# [WRITTEN EXERCISE]
Identify the lines containing the word "text". Copy each one.

# [DATASET ENTRIES]
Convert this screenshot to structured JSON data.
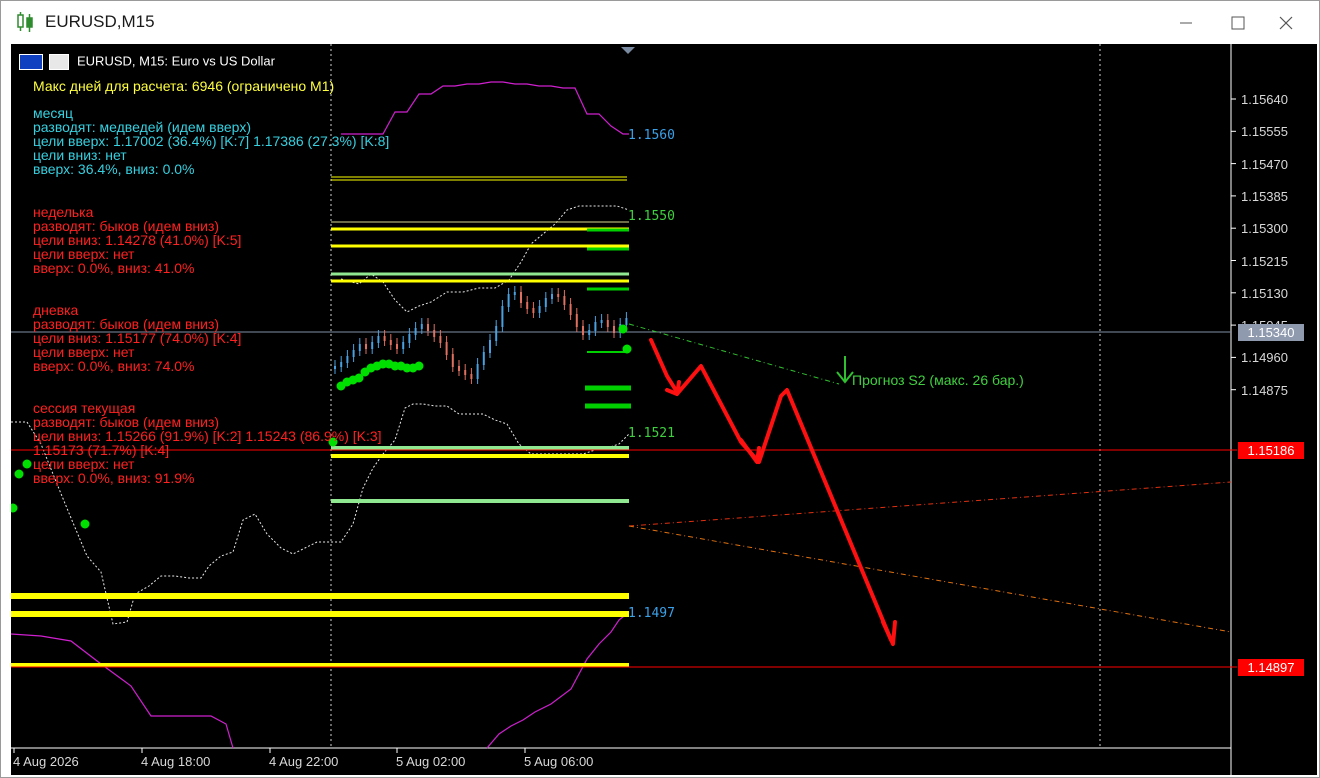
{
  "window": {
    "title": "EURUSD,M15",
    "minimize_icon": "minimize-icon",
    "maximize_icon": "maximize-icon",
    "close_icon": "close-icon"
  },
  "chart": {
    "header": "EURUSD, M15:  Euro vs US Dollar",
    "max_days": "Макс дней для расчета: 6946 (ограничено M1)",
    "blocks": [
      {
        "color": "#36d0e0",
        "lines": [
          "месяц",
          "разводят: медведей (идем вверх)",
          "цели вверх: 1.17002 (36.4%) [K:7] 1.17386 (27.3%) [K:8]",
          "цели вниз: нет",
          "вверх: 36.4%, вниз: 0.0%"
        ]
      },
      {
        "color": "#ff2020",
        "lines": [
          "неделька",
          "разводят: быков (идем вниз)",
          "цели вниз: 1.14278 (41.0%) [K:5]",
          "цели вверх: нет",
          "вверх: 0.0%, вниз: 41.0%"
        ]
      },
      {
        "color": "#ff2020",
        "lines": [
          "дневка",
          "разводят: быков (идем вниз)",
          "цели вниз: 1.15177 (74.0%) [K:4]",
          "цели вверх: нет",
          "вверх: 0.0%, вниз: 74.0%"
        ]
      },
      {
        "color": "#ff2020",
        "lines": [
          "сессия текущая",
          "разводят: быков (идем вниз)",
          "цели вниз: 1.15266 (91.9%) [K:2] 1.15243 (86.9%) [K:3]",
          "1.15173 (71.7%) [K:4]",
          "цели вверх: нет",
          "вверх: 0.0%, вниз: 91.9%"
        ]
      }
    ],
    "forecast_label": "Прогноз S2 (макс. 26 бар.)",
    "level_labels": [
      {
        "text": "1.1560",
        "color": "#3aa0e8"
      },
      {
        "text": "1.1550",
        "color": "#3fd040"
      },
      {
        "text": "1.1521",
        "color": "#3fd040"
      },
      {
        "text": "1.1497",
        "color": "#3aa0e8"
      }
    ],
    "price_axis": [
      "1.15640",
      "1.15555",
      "1.15470",
      "1.15385",
      "1.15300",
      "1.15215",
      "1.15130",
      "1.15045",
      "1.14960",
      "1.14875"
    ],
    "current_price": "1.15340",
    "red_levels": [
      "1.15186",
      "1.14897"
    ],
    "time_axis": [
      "4 Aug 2026",
      "4 Aug 18:00",
      "4 Aug 22:00",
      "5 Aug 02:00",
      "5 Aug 06:00"
    ],
    "colors": {
      "background": "#000000",
      "yellow": "#ffff00",
      "green": "#00e000",
      "magenta": "#d020d0",
      "red": "#ff0000",
      "light_green": "#90e890"
    }
  }
}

# [FINISHED ANSWER]
        "text": "1.1560",
        "text": "1.1550",
        "text": "1.1521",
        "text": "1.1497",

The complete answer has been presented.